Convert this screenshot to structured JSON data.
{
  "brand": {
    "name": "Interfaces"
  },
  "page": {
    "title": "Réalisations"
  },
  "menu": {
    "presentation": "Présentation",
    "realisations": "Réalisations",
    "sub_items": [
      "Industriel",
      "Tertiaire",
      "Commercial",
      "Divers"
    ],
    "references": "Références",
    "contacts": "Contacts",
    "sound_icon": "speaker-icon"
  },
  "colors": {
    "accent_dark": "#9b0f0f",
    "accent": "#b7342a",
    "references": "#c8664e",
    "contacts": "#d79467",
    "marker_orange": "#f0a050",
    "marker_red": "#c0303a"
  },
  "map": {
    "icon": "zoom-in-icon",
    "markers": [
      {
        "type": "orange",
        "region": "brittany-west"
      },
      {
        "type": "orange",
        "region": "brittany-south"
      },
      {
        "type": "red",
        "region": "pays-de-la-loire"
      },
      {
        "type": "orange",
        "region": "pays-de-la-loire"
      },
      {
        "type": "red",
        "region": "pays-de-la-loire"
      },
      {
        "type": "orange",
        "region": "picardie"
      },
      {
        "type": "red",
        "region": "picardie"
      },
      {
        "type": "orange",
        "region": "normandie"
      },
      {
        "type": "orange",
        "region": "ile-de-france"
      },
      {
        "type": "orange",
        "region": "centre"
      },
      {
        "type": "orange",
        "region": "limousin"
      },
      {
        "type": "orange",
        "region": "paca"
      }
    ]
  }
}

WHAT YOU WILL DO: Retype the records in full. Keep every line identical to the original.

SOLVED PROBLEM:
Convert this screenshot to structured JSON data.
{
  "brand": {
    "name": "Interfaces"
  },
  "page": {
    "title": "Réalisations"
  },
  "menu": {
    "presentation": "Présentation",
    "realisations": "Réalisations",
    "sub_items": [
      "Industriel",
      "Tertiaire",
      "Commercial",
      "Divers"
    ],
    "references": "Références",
    "contacts": "Contacts",
    "sound_icon": "speaker-icon"
  },
  "colors": {
    "accent_dark": "#9b0f0f",
    "accent": "#b7342a",
    "references": "#c8664e",
    "contacts": "#d79467",
    "marker_orange": "#f0a050",
    "marker_red": "#c0303a"
  },
  "map": {
    "icon": "zoom-in-icon",
    "markers": [
      {
        "type": "orange",
        "region": "brittany-west"
      },
      {
        "type": "orange",
        "region": "brittany-south"
      },
      {
        "type": "red",
        "region": "pays-de-la-loire"
      },
      {
        "type": "orange",
        "region": "pays-de-la-loire"
      },
      {
        "type": "red",
        "region": "pays-de-la-loire"
      },
      {
        "type": "orange",
        "region": "picardie"
      },
      {
        "type": "red",
        "region": "picardie"
      },
      {
        "type": "orange",
        "region": "normandie"
      },
      {
        "type": "orange",
        "region": "ile-de-france"
      },
      {
        "type": "orange",
        "region": "centre"
      },
      {
        "type": "orange",
        "region": "limousin"
      },
      {
        "type": "orange",
        "region": "paca"
      }
    ]
  }
}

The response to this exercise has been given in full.